Top of Extracted text
Purpose of the Study:

  • To review recent advancements in understanding plant calcium sensors.
  • To elucidate the mechanistic principles, biochemical properties, physiological functions, and target proteins of these sensors.
  • To discuss emerging principles governing information processing through calcium signaling networks.

Main Methods:

  • Literature review of recent research on plant calcium signaling.
  • Analysis of mechanistic principles and biochemical properties of calcium sensors.
  • Synthesis of information on physiological functions and identified target proteins.

Main Results:

  • Plants utilize an extensive array of calcium sensors, including Calmodulin (CaM), Calmodulin-like proteins (CMLs), calcium-dependent protein kinases (CDPKs), and Calcineurin B-like proteins (CBLs) with their interacting kinases (CIPKs).
  • These sensors are organized into complex gene families forming intricate signaling networks capable of robust and flexible information processing.
  • Recent knowledge highlights the diverse ways these sensors translate Ca2+ signatures into downstream events like phosphorylation, altered protein interactions, and gene expression regulation.

Conclusions:

  • Plant calcium sensors are critical for decoding Ca2+ signals, mediating diverse physiological responses.
  • The complexity of calcium sensor families and networks allows for sophisticated and adaptable plant signaling.
  • Further research into sensor mechanisms and targets will refine our understanding of plant environmental responses and development.
Bottom of Extracted text
Top of Record excerpts
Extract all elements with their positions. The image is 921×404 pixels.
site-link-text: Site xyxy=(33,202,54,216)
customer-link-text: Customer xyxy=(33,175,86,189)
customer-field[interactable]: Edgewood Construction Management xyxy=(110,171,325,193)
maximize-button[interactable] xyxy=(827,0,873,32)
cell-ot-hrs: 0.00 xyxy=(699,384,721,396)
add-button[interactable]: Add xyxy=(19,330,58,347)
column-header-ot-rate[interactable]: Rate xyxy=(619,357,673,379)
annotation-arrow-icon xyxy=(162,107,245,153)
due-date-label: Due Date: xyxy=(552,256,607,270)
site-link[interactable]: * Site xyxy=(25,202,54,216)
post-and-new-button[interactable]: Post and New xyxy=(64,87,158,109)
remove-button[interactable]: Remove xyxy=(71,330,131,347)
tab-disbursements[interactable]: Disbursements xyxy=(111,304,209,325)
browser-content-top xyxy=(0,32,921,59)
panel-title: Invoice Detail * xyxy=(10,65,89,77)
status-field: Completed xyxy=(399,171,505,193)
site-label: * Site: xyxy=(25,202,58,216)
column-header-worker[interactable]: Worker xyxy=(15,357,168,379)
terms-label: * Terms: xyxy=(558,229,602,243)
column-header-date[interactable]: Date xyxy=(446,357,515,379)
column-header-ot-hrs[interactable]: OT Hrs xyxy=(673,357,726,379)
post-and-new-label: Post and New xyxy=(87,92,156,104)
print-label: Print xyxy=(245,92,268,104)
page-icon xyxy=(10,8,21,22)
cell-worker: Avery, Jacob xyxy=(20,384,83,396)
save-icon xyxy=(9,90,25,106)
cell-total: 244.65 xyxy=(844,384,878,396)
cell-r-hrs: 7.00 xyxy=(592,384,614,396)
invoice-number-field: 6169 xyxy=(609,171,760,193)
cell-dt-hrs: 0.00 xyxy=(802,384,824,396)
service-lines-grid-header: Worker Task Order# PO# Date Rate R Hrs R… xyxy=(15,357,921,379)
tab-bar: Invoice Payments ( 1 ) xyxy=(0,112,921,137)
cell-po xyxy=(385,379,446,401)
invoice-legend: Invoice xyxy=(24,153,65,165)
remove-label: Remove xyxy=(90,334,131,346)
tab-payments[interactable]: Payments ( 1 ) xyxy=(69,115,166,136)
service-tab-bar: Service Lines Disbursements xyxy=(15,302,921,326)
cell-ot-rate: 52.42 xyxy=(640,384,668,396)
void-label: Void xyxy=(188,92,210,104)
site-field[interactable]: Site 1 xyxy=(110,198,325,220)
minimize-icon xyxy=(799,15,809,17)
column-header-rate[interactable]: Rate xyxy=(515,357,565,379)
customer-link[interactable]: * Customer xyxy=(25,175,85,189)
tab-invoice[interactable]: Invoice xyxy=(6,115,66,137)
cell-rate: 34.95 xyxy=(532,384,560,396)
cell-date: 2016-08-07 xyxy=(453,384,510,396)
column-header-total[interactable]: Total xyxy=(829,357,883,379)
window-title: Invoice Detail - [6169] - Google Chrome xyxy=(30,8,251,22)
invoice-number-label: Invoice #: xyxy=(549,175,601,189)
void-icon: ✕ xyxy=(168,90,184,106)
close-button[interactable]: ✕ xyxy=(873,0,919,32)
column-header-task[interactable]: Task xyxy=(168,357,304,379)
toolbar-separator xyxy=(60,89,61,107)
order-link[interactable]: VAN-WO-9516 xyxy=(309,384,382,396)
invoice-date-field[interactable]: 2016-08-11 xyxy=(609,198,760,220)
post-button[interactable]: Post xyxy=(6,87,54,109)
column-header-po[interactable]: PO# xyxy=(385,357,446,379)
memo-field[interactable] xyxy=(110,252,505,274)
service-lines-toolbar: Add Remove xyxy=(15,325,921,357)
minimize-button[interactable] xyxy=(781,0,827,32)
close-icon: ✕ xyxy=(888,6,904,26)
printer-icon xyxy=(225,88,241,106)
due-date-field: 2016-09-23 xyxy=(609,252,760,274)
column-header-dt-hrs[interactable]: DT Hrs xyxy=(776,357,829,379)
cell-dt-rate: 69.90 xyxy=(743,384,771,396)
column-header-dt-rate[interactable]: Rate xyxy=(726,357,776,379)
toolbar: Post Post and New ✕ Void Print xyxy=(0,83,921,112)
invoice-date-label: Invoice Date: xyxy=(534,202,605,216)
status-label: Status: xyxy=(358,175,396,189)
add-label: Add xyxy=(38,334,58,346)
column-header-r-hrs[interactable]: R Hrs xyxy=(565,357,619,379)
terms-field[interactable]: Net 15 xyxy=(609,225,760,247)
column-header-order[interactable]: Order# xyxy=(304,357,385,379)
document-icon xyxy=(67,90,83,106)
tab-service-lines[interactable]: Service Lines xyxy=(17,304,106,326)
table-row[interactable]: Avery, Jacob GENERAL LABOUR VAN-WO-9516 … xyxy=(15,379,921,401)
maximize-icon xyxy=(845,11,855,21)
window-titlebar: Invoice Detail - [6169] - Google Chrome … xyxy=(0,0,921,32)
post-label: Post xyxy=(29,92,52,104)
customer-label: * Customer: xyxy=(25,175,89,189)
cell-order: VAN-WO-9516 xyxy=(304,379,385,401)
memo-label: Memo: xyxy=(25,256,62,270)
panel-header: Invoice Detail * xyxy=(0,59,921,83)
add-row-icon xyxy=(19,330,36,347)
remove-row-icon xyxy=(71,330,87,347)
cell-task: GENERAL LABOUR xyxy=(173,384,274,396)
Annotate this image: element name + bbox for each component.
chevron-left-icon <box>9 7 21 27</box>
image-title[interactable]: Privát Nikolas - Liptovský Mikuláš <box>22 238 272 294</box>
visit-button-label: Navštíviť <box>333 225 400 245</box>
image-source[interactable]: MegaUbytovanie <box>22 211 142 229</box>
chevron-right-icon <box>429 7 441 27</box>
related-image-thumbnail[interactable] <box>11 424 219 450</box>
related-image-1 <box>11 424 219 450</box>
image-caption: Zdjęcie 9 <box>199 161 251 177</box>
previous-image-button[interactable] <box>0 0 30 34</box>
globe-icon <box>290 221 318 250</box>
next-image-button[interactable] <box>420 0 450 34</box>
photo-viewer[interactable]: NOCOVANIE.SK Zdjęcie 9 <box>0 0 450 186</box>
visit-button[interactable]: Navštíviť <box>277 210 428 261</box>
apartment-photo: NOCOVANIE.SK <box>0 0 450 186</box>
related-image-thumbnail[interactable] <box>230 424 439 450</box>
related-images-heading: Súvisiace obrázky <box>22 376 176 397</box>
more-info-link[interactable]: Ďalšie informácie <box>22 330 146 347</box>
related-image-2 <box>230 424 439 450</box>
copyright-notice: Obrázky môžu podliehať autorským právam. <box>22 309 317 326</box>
Bottom of Record excerpts
• [Work request A]: In the study summary on plant calcium sensors, what are all the downstream events into which the sensors are said to translate Ca2+ signatures?
• [Work request B]: Can you rewrite the paragraph in the study summary on plant calcium sensors that begins "Plants utilize an extensive array" as a list?

• [Your response A]:
- Phosphorylation
- Altered protein interactions
- Gene expression regulation

• [Your response B]:
Plants use many calcium sensors, including:
- Calmodulin (CaM)
- Calmodulin-like proteins (CMLs)
- Calcium-dependent protein kinases (CDPKs)
- Calcineurin B-like proteins (CBLs), with their interacting kinases (CIPKs)